#### [Article]
☆ ☆ ☆ ☆

R/filter_Datetime.R
In LightLogR: Process Data from Wearable Light Loggers and Optical Radiation Dosimeters

Documented in filter_Date filter_Datetime filter_Datetime_multiple

#' Filter Datetimes in a dataset.
#'
#' Filtering a dataset based on Dates or Datetimes may often be necessary prior
#' to calcuation or visualization. The functions allow for a filtering based on
#' simple `strings` or `Datetime` scalars, or by specifying a length. They also
#' support prior \pkg{dplyr} grouping, which is useful, e.g., when you only want to
#' filter the first two days of measurement data for every participant,
#' regardless of the actual date. If you want to filter based on times of the
#' day, look to [filter_Time()].
#'
#' @inheritParams cut_Datetime
#' @param start,end For [filter_Datetime()] a `POSIXct` or `character` scalar in
#'   the form of `"yyyy-mm-dd hh-mm-ss"` giving the respective start and end
#'   time positions for the filtered dataframe. If you only want to provide
#'   `dates` in the form of `"yyyy-mm-dd"`, use the wrapper function
#'   [filter_Date()].

☆ ☆ ☆ ☆

#### [What the exercise asks]
According to the filter_Datetime documentation, which wrapper function should be used when only dates in the form "yyyy-mm-dd" are provided? The data that comes next has no connection to the filter_Datetime documentation.

#### [Dataset excerpts]
☆ ☆ ☆ ☆

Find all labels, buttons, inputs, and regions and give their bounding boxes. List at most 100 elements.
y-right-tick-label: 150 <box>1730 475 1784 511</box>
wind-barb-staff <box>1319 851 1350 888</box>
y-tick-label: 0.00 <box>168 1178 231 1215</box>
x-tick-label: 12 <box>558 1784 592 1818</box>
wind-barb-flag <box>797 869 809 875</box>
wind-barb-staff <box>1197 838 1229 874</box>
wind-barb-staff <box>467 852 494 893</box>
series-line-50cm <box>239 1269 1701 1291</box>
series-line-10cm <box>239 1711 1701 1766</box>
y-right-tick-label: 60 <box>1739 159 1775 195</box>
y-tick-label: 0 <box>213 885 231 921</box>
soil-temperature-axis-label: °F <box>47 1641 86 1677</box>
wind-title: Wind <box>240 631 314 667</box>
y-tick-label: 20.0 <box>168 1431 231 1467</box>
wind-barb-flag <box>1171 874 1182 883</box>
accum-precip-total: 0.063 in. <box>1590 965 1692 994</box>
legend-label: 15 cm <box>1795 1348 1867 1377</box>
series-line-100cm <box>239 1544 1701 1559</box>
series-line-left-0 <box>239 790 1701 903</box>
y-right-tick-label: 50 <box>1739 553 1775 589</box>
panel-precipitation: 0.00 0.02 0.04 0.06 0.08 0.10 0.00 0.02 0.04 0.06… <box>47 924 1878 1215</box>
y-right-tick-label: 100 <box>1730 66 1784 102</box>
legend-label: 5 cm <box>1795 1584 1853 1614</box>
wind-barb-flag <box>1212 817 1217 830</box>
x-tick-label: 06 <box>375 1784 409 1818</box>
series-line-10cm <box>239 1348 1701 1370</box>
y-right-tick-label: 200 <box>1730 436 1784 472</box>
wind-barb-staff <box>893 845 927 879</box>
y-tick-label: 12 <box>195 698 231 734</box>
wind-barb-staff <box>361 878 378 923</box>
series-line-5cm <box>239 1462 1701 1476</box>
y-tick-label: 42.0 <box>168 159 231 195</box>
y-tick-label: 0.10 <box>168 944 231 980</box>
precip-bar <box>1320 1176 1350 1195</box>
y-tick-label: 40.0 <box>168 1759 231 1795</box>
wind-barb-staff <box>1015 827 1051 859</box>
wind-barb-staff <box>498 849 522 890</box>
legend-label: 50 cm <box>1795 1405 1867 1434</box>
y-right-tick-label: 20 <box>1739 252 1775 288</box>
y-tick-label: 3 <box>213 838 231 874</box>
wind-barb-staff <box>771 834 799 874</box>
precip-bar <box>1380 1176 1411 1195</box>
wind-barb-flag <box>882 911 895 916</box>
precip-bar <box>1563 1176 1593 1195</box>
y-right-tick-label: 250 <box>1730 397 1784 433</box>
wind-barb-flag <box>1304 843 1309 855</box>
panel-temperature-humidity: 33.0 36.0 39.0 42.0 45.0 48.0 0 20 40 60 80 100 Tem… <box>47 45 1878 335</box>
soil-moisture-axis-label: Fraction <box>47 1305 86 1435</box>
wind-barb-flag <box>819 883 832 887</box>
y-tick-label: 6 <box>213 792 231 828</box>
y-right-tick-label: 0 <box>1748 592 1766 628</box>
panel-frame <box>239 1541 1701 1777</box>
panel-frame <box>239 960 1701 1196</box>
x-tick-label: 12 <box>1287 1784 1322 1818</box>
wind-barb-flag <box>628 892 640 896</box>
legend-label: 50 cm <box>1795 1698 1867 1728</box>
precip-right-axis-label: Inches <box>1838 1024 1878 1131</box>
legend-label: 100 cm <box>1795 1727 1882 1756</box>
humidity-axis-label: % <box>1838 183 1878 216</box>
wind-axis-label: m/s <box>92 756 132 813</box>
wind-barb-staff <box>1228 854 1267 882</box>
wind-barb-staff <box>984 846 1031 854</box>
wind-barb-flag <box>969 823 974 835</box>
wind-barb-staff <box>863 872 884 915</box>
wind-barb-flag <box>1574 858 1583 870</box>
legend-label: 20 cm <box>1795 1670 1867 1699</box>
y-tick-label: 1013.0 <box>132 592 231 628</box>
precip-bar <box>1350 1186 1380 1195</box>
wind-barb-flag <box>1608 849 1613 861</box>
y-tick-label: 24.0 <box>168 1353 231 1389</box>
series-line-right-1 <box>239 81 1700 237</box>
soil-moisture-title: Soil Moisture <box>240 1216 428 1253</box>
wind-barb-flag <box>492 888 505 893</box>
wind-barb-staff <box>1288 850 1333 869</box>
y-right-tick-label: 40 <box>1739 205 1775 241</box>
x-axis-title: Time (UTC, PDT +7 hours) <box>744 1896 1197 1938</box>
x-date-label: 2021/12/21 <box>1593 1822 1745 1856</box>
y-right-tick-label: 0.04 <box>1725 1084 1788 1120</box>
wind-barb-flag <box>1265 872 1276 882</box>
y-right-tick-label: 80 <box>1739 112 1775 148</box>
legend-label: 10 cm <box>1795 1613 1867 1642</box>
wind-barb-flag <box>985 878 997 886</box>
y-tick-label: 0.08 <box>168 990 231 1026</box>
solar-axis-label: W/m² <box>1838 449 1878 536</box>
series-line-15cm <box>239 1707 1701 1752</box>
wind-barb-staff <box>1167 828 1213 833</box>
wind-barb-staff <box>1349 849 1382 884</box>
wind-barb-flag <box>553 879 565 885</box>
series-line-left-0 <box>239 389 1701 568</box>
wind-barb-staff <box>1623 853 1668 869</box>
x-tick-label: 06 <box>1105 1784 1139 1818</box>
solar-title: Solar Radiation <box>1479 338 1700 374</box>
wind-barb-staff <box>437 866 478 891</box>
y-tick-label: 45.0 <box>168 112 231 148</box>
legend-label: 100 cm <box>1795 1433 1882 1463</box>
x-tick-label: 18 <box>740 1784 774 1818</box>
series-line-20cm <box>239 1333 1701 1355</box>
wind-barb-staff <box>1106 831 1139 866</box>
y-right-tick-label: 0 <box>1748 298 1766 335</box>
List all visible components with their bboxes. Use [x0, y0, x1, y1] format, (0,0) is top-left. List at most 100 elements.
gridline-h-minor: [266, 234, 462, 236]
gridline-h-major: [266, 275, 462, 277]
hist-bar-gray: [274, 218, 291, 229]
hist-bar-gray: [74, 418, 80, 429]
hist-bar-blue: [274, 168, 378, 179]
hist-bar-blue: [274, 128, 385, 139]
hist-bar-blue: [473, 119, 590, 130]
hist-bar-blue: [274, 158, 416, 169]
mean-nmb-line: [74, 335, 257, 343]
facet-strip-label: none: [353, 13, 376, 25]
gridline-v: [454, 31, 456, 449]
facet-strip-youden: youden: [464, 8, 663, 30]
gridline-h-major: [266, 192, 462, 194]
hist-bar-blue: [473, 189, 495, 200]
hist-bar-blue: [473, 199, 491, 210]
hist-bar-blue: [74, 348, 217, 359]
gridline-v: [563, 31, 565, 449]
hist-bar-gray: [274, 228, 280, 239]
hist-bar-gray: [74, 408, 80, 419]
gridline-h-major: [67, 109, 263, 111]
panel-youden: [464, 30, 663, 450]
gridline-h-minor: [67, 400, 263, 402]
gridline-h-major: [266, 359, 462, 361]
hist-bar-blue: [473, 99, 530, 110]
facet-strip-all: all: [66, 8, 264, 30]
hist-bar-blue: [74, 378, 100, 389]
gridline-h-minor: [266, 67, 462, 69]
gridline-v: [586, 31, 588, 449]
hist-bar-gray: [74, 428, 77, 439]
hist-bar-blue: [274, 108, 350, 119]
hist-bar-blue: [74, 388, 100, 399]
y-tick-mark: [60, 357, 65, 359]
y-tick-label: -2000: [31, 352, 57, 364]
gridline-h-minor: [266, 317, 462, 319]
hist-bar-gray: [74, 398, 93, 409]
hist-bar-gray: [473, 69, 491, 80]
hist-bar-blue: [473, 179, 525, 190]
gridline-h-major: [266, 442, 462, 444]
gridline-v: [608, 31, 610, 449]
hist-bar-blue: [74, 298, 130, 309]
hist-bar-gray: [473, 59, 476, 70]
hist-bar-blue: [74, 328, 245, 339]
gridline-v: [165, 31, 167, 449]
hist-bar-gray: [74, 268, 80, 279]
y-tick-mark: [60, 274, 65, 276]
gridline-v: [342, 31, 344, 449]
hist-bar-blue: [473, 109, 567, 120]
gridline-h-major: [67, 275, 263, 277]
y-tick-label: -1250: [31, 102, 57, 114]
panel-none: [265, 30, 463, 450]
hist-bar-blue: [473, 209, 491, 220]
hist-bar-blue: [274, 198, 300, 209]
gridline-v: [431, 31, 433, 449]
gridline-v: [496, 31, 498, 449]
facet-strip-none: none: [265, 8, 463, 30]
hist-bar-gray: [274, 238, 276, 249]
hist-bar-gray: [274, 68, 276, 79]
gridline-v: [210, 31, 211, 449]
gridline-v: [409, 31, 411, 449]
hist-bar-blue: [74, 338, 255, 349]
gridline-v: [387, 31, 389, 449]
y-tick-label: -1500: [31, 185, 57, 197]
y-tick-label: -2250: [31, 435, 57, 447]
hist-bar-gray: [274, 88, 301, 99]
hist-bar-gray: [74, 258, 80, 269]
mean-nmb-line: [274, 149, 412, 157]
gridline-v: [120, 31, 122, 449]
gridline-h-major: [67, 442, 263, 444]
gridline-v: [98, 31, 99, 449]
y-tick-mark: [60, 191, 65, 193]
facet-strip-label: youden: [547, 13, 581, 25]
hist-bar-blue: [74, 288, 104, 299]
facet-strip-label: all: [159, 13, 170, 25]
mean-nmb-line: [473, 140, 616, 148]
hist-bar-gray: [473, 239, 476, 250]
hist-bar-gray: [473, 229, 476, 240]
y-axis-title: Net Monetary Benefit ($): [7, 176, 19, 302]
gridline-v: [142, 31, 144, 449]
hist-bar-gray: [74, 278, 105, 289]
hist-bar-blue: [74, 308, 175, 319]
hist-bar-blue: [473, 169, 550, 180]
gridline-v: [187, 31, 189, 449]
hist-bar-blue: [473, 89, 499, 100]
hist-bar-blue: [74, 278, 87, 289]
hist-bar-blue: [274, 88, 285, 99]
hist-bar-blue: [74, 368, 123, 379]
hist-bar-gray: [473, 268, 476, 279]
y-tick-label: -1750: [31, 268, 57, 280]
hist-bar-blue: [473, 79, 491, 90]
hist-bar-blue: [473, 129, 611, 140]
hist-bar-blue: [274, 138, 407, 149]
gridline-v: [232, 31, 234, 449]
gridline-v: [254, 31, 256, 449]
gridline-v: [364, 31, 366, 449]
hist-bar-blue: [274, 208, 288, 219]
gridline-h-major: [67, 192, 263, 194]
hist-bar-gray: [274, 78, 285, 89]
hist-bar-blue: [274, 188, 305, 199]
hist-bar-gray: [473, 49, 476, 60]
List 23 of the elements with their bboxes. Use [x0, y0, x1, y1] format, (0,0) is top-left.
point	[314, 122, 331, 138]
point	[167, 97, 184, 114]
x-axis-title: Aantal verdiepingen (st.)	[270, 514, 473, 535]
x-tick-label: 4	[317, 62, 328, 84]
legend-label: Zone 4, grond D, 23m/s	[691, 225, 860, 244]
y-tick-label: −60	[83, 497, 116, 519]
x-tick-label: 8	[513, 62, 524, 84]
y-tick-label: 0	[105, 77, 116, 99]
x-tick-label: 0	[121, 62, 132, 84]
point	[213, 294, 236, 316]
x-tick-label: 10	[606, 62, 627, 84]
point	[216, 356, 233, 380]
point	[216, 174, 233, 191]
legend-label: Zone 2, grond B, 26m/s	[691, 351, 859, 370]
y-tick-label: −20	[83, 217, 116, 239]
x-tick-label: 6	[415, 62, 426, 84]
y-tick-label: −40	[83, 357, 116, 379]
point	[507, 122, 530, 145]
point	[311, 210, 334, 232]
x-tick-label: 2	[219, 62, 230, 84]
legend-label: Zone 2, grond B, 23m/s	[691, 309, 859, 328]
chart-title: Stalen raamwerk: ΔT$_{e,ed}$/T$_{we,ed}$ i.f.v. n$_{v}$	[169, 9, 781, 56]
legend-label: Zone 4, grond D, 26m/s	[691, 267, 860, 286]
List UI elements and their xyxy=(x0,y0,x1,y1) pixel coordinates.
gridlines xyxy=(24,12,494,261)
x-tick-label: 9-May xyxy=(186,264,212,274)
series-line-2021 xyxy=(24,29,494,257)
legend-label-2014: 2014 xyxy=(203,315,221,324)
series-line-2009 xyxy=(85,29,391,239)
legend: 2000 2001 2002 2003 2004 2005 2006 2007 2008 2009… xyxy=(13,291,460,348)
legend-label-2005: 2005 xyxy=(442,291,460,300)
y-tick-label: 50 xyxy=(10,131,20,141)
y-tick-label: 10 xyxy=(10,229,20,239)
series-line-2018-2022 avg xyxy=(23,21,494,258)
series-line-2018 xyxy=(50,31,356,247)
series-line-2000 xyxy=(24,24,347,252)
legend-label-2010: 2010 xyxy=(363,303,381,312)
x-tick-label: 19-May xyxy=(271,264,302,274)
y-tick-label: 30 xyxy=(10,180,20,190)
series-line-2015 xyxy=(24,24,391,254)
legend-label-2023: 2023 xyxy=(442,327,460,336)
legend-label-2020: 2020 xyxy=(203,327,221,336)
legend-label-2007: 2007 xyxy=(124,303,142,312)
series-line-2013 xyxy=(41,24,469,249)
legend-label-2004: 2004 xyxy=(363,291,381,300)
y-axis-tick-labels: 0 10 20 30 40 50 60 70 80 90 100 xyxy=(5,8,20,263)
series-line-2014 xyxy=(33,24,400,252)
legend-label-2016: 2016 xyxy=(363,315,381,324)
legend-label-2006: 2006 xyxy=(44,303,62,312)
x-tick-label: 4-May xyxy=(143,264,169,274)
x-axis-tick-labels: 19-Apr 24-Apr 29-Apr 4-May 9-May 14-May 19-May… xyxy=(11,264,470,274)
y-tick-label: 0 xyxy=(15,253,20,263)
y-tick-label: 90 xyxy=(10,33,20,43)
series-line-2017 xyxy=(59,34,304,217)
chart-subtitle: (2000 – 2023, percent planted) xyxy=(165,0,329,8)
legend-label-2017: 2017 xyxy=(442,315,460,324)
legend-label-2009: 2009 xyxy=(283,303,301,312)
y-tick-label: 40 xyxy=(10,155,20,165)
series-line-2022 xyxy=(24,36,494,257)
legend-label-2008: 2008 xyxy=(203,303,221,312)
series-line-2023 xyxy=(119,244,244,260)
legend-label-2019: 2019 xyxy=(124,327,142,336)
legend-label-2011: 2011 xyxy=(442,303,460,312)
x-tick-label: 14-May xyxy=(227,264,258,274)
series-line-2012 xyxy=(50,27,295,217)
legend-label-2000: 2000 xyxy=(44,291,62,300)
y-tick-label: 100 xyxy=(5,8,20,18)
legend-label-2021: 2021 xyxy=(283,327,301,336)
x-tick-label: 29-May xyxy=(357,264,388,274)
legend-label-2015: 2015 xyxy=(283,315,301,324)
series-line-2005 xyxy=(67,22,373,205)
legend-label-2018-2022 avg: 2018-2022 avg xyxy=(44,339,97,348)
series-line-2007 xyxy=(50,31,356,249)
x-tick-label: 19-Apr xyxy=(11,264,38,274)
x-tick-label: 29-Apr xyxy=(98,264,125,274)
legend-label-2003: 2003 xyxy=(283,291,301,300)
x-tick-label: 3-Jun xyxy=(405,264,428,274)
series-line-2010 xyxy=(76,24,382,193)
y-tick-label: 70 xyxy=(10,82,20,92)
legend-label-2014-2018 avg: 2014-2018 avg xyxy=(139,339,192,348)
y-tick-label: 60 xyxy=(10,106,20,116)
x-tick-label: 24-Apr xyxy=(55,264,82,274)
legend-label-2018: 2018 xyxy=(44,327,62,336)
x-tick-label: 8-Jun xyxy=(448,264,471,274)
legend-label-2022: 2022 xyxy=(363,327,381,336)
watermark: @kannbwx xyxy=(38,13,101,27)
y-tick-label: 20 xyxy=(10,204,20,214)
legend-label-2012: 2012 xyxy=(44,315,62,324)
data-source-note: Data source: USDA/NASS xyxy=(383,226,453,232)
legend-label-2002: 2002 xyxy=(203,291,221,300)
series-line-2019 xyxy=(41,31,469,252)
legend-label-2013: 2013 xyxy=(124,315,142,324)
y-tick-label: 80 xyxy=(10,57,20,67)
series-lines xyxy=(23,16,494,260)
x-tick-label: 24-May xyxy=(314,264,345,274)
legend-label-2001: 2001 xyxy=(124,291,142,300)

☆ ☆ ☆ ☆

#### [Output of the exercise]
filter_Date()